Text under study —
□ □ □ □ □
Relating three combinatorial formulas for type $A$ Whittaker functions

TL;DR

This paper explores the connections between three combinatorial formulas for type $A$ Whittaker functions, revealing how each can be derived from the previous through a process called compression, a novel insight in this context.

Contribution

It establishes the relationship and transformation process between three different combinatorial formulas for type $A$ Whittaker functions, a previously unexplored area.

Findings

Demonstrates how alcove walk formulas relate to Young diagram fillings.

Shows the connection between fillings and semistandard Young tableaux.

Introduces the concept of compression in the context of Whittaker functions.

Abstract

In this work we study the relationship between several combinatorial formulas for type $A$ spherical Whittaker functions. These are spherical functions on $p$-adic groups, which arise in the theory of automorphic forms. They depend on a parameter $t$, and are a specialization of Macdonald polynomials, and further specialize to Schur polynomials upon setting $t=0$. There are three types of formulas for these polynomials. The first formula is in terms of so-called alcove walks, works in arbitrary Lie type, and is derived from the Ram-Yip formula for Macdonald polynomials. The second one is in terms of certain fillings of Young diagrams, and is derived from, or is analogous to the Haglund-Haiman-Loehr formula for Macdonald polynomials. The third formula is in terms of the classical semistandard Young tableaux. We study the way in which each such formula is obtained from the previous one by combining terms $-$ a phenomenon called compression. No such results existed in the case of Whittaker functions.
□ □ □ □ □
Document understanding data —
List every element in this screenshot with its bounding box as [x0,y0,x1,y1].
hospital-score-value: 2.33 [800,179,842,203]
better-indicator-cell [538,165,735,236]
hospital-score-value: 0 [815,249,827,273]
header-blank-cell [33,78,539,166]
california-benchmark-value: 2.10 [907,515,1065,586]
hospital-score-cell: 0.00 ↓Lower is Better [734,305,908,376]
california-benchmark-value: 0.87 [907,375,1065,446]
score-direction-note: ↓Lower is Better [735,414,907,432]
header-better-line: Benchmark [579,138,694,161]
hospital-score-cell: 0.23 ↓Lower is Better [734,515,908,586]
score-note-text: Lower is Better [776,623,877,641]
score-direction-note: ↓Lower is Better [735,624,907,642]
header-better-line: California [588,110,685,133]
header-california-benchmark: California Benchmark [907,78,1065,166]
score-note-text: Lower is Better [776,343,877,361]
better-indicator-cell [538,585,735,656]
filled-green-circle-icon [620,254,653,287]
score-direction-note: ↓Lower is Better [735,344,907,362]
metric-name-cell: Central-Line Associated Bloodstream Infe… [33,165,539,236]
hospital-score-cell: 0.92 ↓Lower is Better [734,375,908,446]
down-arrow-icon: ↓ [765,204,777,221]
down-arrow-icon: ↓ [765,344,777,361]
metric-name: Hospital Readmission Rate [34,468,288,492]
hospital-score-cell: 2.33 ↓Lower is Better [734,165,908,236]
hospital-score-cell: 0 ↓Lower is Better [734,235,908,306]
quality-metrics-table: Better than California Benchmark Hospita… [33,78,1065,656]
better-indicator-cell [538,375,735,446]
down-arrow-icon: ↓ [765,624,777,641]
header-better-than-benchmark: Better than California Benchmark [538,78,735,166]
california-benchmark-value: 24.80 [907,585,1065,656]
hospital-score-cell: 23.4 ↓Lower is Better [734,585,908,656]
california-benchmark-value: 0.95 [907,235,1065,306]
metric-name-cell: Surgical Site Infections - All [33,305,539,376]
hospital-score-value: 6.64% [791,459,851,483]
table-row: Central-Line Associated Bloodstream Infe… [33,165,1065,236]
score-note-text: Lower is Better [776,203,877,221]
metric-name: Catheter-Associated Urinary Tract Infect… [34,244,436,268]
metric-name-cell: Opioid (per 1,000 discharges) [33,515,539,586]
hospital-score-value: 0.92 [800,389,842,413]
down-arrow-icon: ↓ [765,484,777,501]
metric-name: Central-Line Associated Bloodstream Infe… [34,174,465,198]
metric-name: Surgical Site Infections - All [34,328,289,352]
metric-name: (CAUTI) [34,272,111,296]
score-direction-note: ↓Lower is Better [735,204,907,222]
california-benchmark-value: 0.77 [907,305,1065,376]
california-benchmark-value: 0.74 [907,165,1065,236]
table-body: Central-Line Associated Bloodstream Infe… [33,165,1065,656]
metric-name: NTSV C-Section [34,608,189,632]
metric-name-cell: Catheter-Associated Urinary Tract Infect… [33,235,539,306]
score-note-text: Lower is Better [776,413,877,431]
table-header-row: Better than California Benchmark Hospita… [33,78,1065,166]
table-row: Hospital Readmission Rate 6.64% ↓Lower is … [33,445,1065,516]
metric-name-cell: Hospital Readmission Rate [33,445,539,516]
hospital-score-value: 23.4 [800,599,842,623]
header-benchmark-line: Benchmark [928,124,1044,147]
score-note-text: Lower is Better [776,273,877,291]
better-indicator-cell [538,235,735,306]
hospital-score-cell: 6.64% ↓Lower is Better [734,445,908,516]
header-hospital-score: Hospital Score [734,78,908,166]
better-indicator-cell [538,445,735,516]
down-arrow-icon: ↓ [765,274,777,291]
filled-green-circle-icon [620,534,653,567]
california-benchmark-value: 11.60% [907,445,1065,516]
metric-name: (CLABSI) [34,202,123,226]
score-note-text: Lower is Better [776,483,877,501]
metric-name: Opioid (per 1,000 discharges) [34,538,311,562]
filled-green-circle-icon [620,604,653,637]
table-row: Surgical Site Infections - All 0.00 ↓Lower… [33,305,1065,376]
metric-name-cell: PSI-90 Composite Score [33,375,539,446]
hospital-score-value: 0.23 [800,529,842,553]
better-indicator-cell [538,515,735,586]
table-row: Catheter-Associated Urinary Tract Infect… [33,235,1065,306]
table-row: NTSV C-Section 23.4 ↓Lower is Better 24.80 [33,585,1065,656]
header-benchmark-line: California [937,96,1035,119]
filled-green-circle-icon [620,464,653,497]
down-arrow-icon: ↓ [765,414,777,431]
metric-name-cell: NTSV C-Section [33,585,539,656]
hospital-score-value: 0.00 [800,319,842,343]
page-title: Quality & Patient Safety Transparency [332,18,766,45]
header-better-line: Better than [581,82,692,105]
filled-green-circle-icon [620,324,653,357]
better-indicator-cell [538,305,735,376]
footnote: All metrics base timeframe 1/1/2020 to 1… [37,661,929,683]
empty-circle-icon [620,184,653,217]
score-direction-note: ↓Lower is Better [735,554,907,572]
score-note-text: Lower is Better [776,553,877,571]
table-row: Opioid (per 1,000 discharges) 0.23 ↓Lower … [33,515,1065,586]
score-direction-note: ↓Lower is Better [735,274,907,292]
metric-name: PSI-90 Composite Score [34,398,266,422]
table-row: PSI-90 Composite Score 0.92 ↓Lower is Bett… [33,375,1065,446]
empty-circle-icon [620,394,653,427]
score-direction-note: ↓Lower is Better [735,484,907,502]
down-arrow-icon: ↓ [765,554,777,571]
□ □ □ □ □
Work instructions —
- A) Answer these questions using the Whittaker functions summary above:
(i) What do the polynomials specialize to when $t=0$?
(ii) From which formula for Macdonald polynomials is the alcove walk formula derived?
(iii) What is the phenomenon of combining terms called?
- B) Please decide whether each statement agrees with the Whittaker functions summary above. Answer yes or no, and quote the words that decide it.
(i) The alcove walk formula applies only in type $A$.
(ii) The third formula is in terms of the classical semistandard Young tableaux.
(iii) The Whittaker functions studied are spherical functions on real Lie groups.

Exercise solutions —
- A)
(i) Schur polynomials
(ii) The Ram-Yip formula
(iii) Compression

- B)
(i) No: "works in arbitrary Lie type"
(ii) Yes: "The third formula is in terms of the classical semistandard Young tableaux."
(iii) No: "These are spherical functions on $p$-adic groups"